(Problem description):
Leave out the pictures and print precisely the lines from the line with "Give me the" to the final line of the entries, both ends included.

(Source records):
** begin **

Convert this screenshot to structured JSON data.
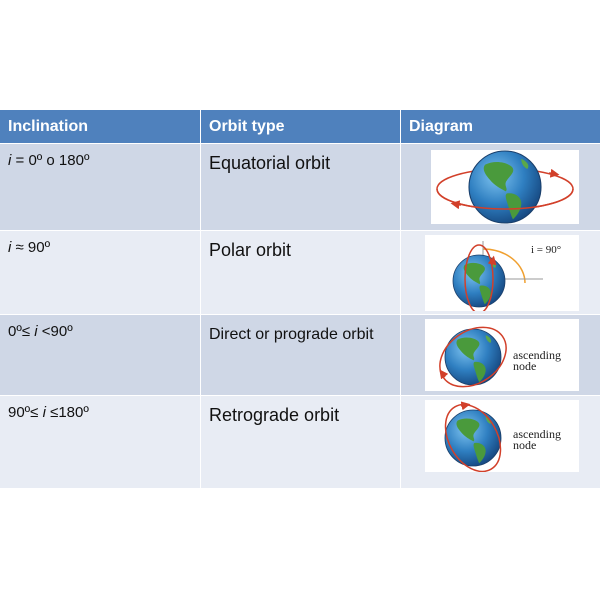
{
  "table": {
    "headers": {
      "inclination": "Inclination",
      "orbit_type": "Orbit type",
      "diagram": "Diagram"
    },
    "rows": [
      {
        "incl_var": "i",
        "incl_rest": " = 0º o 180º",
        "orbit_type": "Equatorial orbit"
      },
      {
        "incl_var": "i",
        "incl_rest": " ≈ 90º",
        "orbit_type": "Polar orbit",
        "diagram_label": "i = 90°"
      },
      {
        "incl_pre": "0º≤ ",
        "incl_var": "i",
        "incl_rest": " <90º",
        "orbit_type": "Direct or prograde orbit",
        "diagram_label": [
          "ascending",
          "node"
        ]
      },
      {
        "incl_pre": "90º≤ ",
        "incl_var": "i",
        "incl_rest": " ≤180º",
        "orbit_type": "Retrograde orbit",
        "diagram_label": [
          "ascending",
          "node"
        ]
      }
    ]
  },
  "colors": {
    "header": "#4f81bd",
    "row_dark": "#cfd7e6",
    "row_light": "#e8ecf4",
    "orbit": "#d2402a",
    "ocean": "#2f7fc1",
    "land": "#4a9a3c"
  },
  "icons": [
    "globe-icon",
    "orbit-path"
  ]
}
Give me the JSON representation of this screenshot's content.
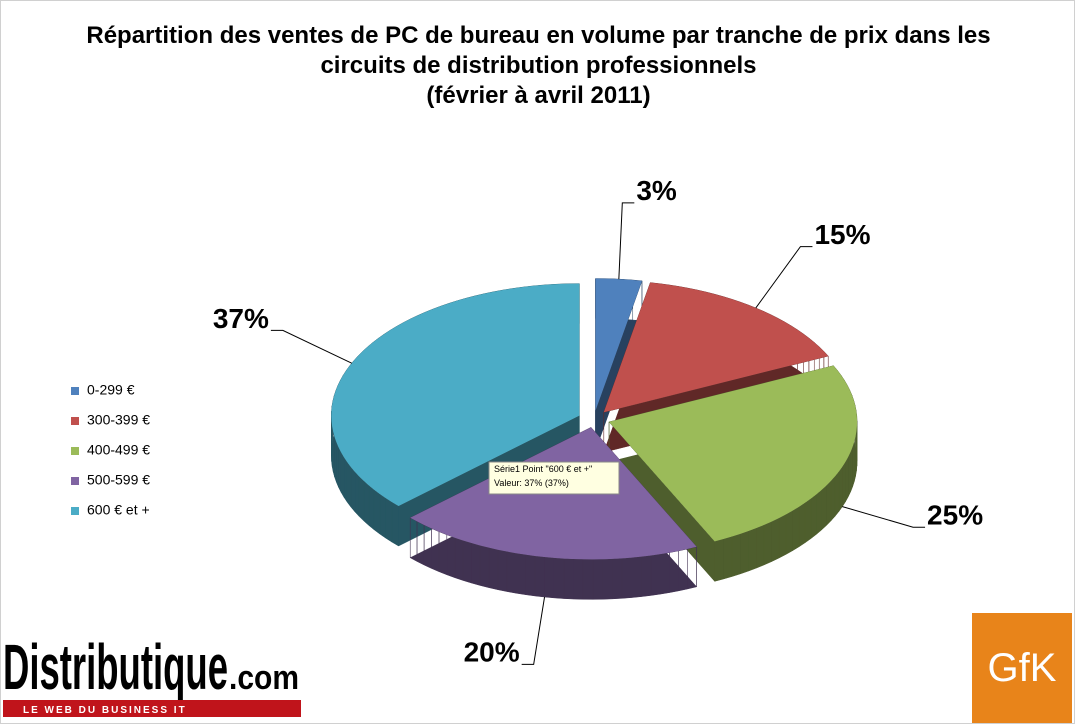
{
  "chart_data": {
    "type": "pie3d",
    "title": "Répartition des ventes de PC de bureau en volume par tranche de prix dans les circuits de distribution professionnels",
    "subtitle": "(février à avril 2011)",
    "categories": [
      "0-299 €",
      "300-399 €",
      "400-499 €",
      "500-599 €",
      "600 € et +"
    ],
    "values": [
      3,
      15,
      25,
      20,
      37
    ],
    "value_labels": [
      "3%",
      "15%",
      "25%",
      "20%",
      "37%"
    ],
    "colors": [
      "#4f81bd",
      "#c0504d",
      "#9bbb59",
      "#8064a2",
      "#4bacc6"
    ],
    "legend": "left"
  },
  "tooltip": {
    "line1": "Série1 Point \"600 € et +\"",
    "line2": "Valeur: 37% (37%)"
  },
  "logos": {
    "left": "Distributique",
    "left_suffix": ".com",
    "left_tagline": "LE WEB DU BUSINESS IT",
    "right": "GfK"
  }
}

** end **

(Full response):
Give me the JSON representation of this screenshot's content.
{
  "chart_data": {
    "type": "pie3d",
    "title": "Répartition des ventes de PC de bureau en volume par tranche de prix dans les circuits de distribution professionnels",
    "subtitle": "(février à avril 2011)",
    "categories": [
      "0-299 €",
      "300-399 €",
      "400-499 €",
      "500-599 €",
      "600 € et +"
    ],
    "values": [
      3,
      15,
      25,
      20,
      37
    ],
    "value_labels": [
      "3%",
      "15%",
      "25%",
      "20%",
      "37%"
    ],
    "colors": [
      "#4f81bd",
      "#c0504d",
      "#9bbb59",
      "#8064a2",
      "#4bacc6"
    ],
    "legend": "left"
  },
  "tooltip": {
    "line1": "Série1 Point \"600 € et +\"",
    "line2": "Valeur: 37% (37%)"
  },
  "logos": {
    "left": "Distributique",
    "left_suffix": ".com",
    "left_tagline": "LE WEB DU BUSINESS IT",
    "right": "GfK"
  }
}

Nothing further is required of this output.